(Records from a data collection)
————

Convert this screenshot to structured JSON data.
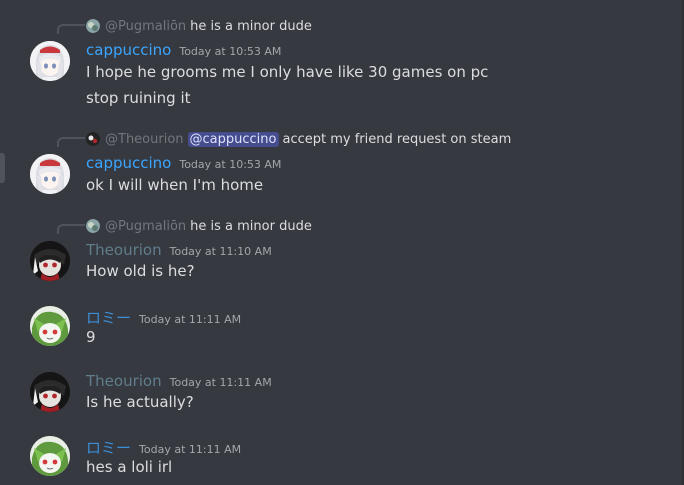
{
  "colors": {
    "background": "#36393f",
    "cappuccino_name": "#3ba5ff",
    "theourion_name": "#607d8b",
    "romi_name": "#3b8fd9",
    "message_text": "#dcddde",
    "timestamp": "#a3a6aa",
    "mention_bg": "#5865f2"
  },
  "messages": [
    {
      "reply": {
        "avatar_icon": "pugmalion-avatar-icon",
        "author": "@Pugmaliōn",
        "text": "he is a minor dude"
      },
      "author": "cappuccino",
      "timestamp": "Today at 10:53 AM",
      "lines": [
        "I hope he grooms me I only have like 30 games on pc",
        "stop ruining it"
      ]
    },
    {
      "reply": {
        "avatar_icon": "theourion-avatar-icon",
        "author": "@Theourion",
        "mention": "@cappuccino",
        "text": "accept my friend request on steam"
      },
      "author": "cappuccino",
      "timestamp": "Today at 10:53 AM",
      "lines": [
        "ok I will when I'm home"
      ]
    },
    {
      "reply": {
        "avatar_icon": "pugmalion-avatar-icon",
        "author": "@Pugmaliōn",
        "text": "he is a minor dude"
      },
      "author": "Theourion",
      "timestamp": "Today at 11:10 AM",
      "lines": [
        "How old is he?"
      ]
    },
    {
      "author": "ロミー",
      "timestamp": "Today at 11:11 AM",
      "lines": [
        "9"
      ]
    },
    {
      "author": "Theourion",
      "timestamp": "Today at 11:11 AM",
      "lines": [
        "Is he actually?"
      ]
    },
    {
      "author": "ロミー",
      "timestamp": "Today at 11:11 AM",
      "lines": [
        "hes a loli irl"
      ]
    }
  ]
}
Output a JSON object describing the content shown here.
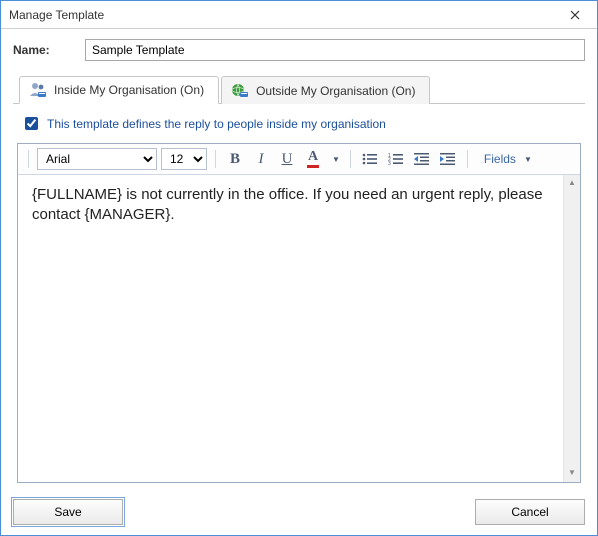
{
  "window": {
    "title": "Manage Template"
  },
  "name": {
    "label": "Name:",
    "value": "Sample Template"
  },
  "tabs": [
    {
      "label": "Inside My Organisation (On)",
      "active": true
    },
    {
      "label": "Outside My Organisation (On)",
      "active": false
    }
  ],
  "checkbox": {
    "label": "This template defines the reply to people inside my organisation",
    "checked": true
  },
  "toolbar": {
    "font": "Arial",
    "size": "12",
    "fields_label": "Fields"
  },
  "editor": {
    "body": "{FULLNAME} is not currently in the office. If you need an urgent reply, please contact {MANAGER}."
  },
  "buttons": {
    "save": "Save",
    "cancel": "Cancel"
  }
}
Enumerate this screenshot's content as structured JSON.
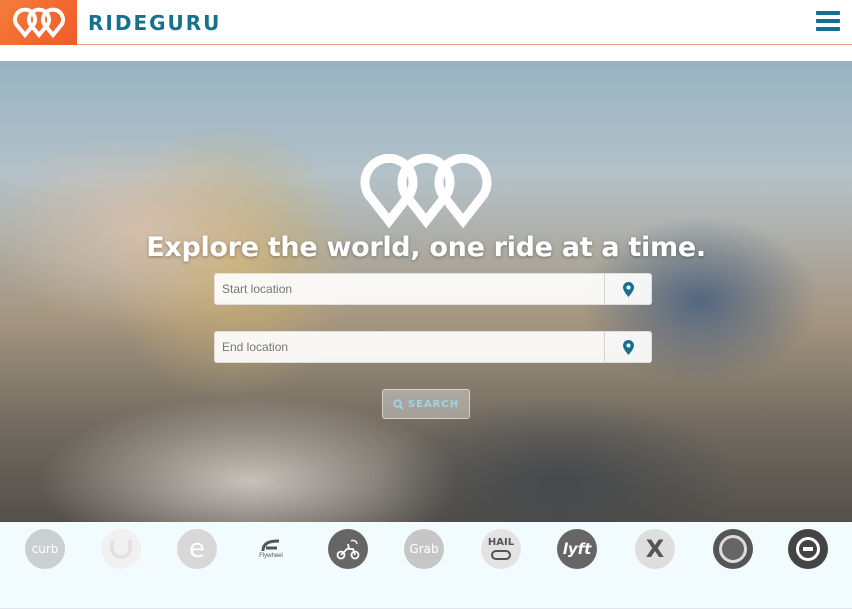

————

Stated task
Repeat verbatim the range of lines that opens at the line containing "Output a JSON" and closes at the last line of the entries, excluding all pictures.

Response to the task
Output a JSON object describing the content shown here.
{
  "window": {
    "title": "Manage Template"
  },
  "name": {
    "label": "Name:",
    "value": "Sample Template"
  },
  "tabs": [
    {
      "label": "Inside My Organisation (On)",
      "active": true
    },
    {
      "label": "Outside My Organisation (On)",
      "active": false
    }
  ],
  "checkbox": {
    "label": "This template defines the reply to people inside my organisation",
    "checked": true
  },
  "toolbar": {
    "font": "Arial",
    "size": "12",
    "fields_label": "Fields"
  },
  "editor": {
    "body": "{FULLNAME} is not currently in the office. If you need an urgent reply, please contact {MANAGER}."
  },
  "buttons": {
    "save": "Save",
    "cancel": "Cancel"
  }
}
Enumerate this screenshot's content as structured JSON.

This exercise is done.